[Instructions to follow]
Leaving out the pictures, retype all the material exactly.

[Materials provided]
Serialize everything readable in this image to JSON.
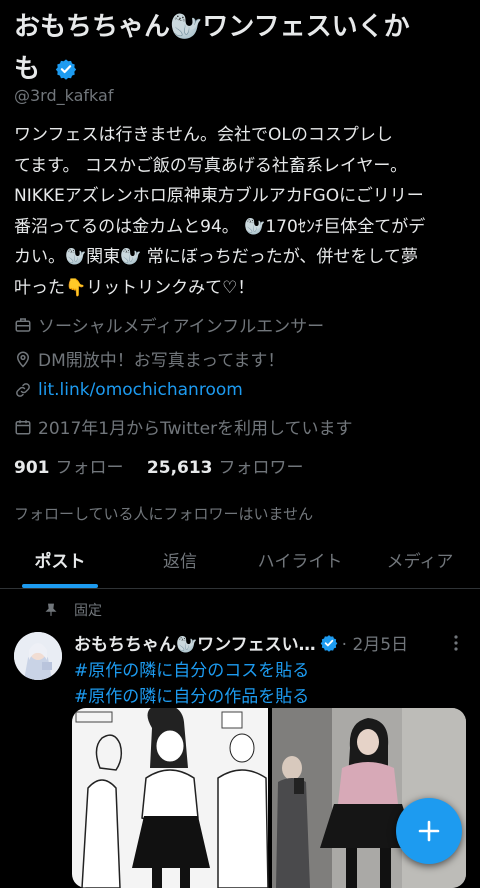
{
  "profile": {
    "name_line1": "おもちちゃん🦭ワンフェスいくか",
    "name_line2": "も",
    "handle": "@3rd_kafkaf",
    "bio": "ワンフェスは行きません。会社でOLのコスプレし\nてます。 コスかご飯の写真あげる社畜系レイヤー。\nNIKKEアズレンホロ原神東方ブルアカFGOにごリリー\n番沼ってるのは金カムと94。 🦭170ｾﾝﾁ巨体全てがデ\nカい。🦭関東🦭 常にぼっちだったが、併せをして夢\n叶った👇リットリンクみて♡！",
    "category": "ソーシャルメディアインフルエンサー",
    "location": "DM開放中！お写真まってます！",
    "website": "lit.link/omochichanroom",
    "joined": "2017年1月からTwitterを利用しています",
    "following_count": "901",
    "following_label": "フォロー",
    "followers_count": "25,613",
    "followers_label": "フォロワー",
    "followers_you_know": "フォローしている人にフォロワーはいません",
    "accent_color": "#1d9bf0"
  },
  "tabs": [
    "ポスト",
    "返信",
    "ハイライト",
    "メディア"
  ],
  "pinned_tweet": {
    "pinned_label": "固定",
    "author": "おもちちゃん🦭ワンフェスい…",
    "date": "· 2月5日",
    "line1": "#原作の隣に自分のコスを貼る",
    "line2": "#原作の隣に自分の作品を貼る"
  },
  "icons": {
    "verified": "verified-badge-icon",
    "briefcase": "briefcase-icon",
    "location": "location-pin-icon",
    "link": "link-icon",
    "calendar": "calendar-icon",
    "pin": "pin-icon",
    "more": "more-dots-icon",
    "compose": "compose-plus-icon"
  }
}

[Written solution]
Serialize everything readable in this image to JSON.
{
  "profile": {
    "name_line1": "おもちちゃん🦭ワンフェスいくか",
    "name_line2": "も",
    "handle": "@3rd_kafkaf",
    "bio": "ワンフェスは行きません。会社でOLのコスプレし\nてます。 コスかご飯の写真あげる社畜系レイヤー。\nNIKKEアズレンホロ原神東方ブルアカFGOにごリリー\n番沼ってるのは金カムと94。 🦭170ｾﾝﾁ巨体全てがデ\nカい。🦭関東🦭 常にぼっちだったが、併せをして夢\n叶った👇リットリンクみて♡！",
    "category": "ソーシャルメディアインフルエンサー",
    "location": "DM開放中！お写真まってます！",
    "website": "lit.link/omochichanroom",
    "joined": "2017年1月からTwitterを利用しています",
    "following_count": "901",
    "following_label": "フォロー",
    "followers_count": "25,613",
    "followers_label": "フォロワー",
    "followers_you_know": "フォローしている人にフォロワーはいません",
    "accent_color": "#1d9bf0"
  },
  "tabs": [
    "ポスト",
    "返信",
    "ハイライト",
    "メディア"
  ],
  "pinned_tweet": {
    "pinned_label": "固定",
    "author": "おもちちゃん🦭ワンフェスい…",
    "date": "· 2月5日",
    "line1": "#原作の隣に自分のコスを貼る",
    "line2": "#原作の隣に自分の作品を貼る"
  },
  "icons": {
    "verified": "verified-badge-icon",
    "briefcase": "briefcase-icon",
    "location": "location-pin-icon",
    "link": "link-icon",
    "calendar": "calendar-icon",
    "pin": "pin-icon",
    "more": "more-dots-icon",
    "compose": "compose-plus-icon"
  }
}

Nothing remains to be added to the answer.